(Figure dataset records)

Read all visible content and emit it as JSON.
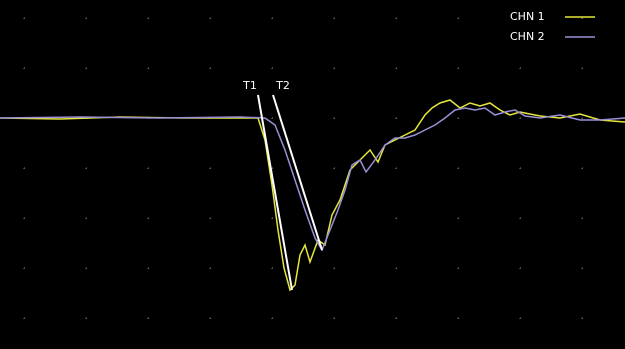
{
  "chart_data": {
    "type": "line",
    "xlim": [
      0,
      625
    ],
    "ylim": [
      -231,
      118
    ],
    "xticks": [
      24,
      86,
      148,
      210,
      272,
      334,
      396,
      458,
      520,
      582
    ],
    "yticks": [
      100,
      50,
      0,
      -50,
      -100,
      -150,
      -200
    ],
    "grid": true,
    "legend": "top-right",
    "annotations": [
      "T1",
      "T2"
    ],
    "series": [
      {
        "name": "CHN 1",
        "color": "#e6e63c",
        "x": [
          0,
          60,
          120,
          180,
          240,
          258,
          265,
          272,
          278,
          284,
          290,
          295,
          300,
          305,
          310,
          318,
          325,
          332,
          340,
          350,
          360,
          370,
          378,
          385,
          395,
          405,
          415,
          425,
          432,
          440,
          450,
          460,
          470,
          480,
          490,
          500,
          510,
          520,
          540,
          560,
          580,
          600,
          625
        ],
        "values": [
          0,
          -1,
          1,
          0,
          0,
          0,
          -22,
          -67,
          -112,
          -150,
          -172,
          -167,
          -137,
          -127,
          -144,
          -122,
          -127,
          -97,
          -82,
          -52,
          -42,
          -32,
          -44,
          -27,
          -22,
          -17,
          -12,
          3,
          10,
          15,
          18,
          10,
          15,
          12,
          15,
          8,
          3,
          6,
          2,
          0,
          4,
          -2,
          -4
        ]
      },
      {
        "name": "CHN 2",
        "color": "#9a8fd6",
        "x": [
          0,
          80,
          160,
          240,
          265,
          275,
          285,
          295,
          305,
          315,
          322,
          330,
          338,
          345,
          352,
          360,
          366,
          375,
          385,
          395,
          405,
          415,
          425,
          435,
          445,
          455,
          465,
          475,
          485,
          495,
          505,
          515,
          525,
          540,
          560,
          580,
          600,
          625
        ],
        "values": [
          0,
          1,
          0,
          1,
          0,
          -7,
          -32,
          -62,
          -92,
          -120,
          -132,
          -112,
          -92,
          -72,
          -47,
          -42,
          -54,
          -42,
          -27,
          -20,
          -20,
          -17,
          -12,
          -7,
          0,
          8,
          10,
          8,
          10,
          3,
          6,
          8,
          2,
          0,
          3,
          -2,
          -2,
          0
        ]
      }
    ]
  }
}
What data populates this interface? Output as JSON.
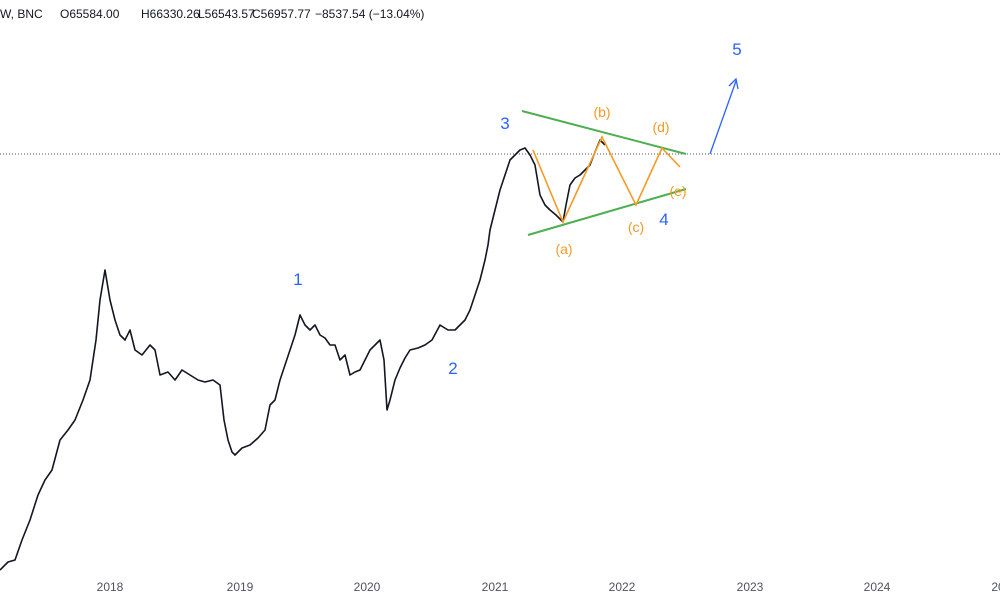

__Exercise__: List the lines that contain the word "JSON".

__Answer for the task__:
Read all visible content and emit it as JSON.
What data populates this interface? Output as JSON.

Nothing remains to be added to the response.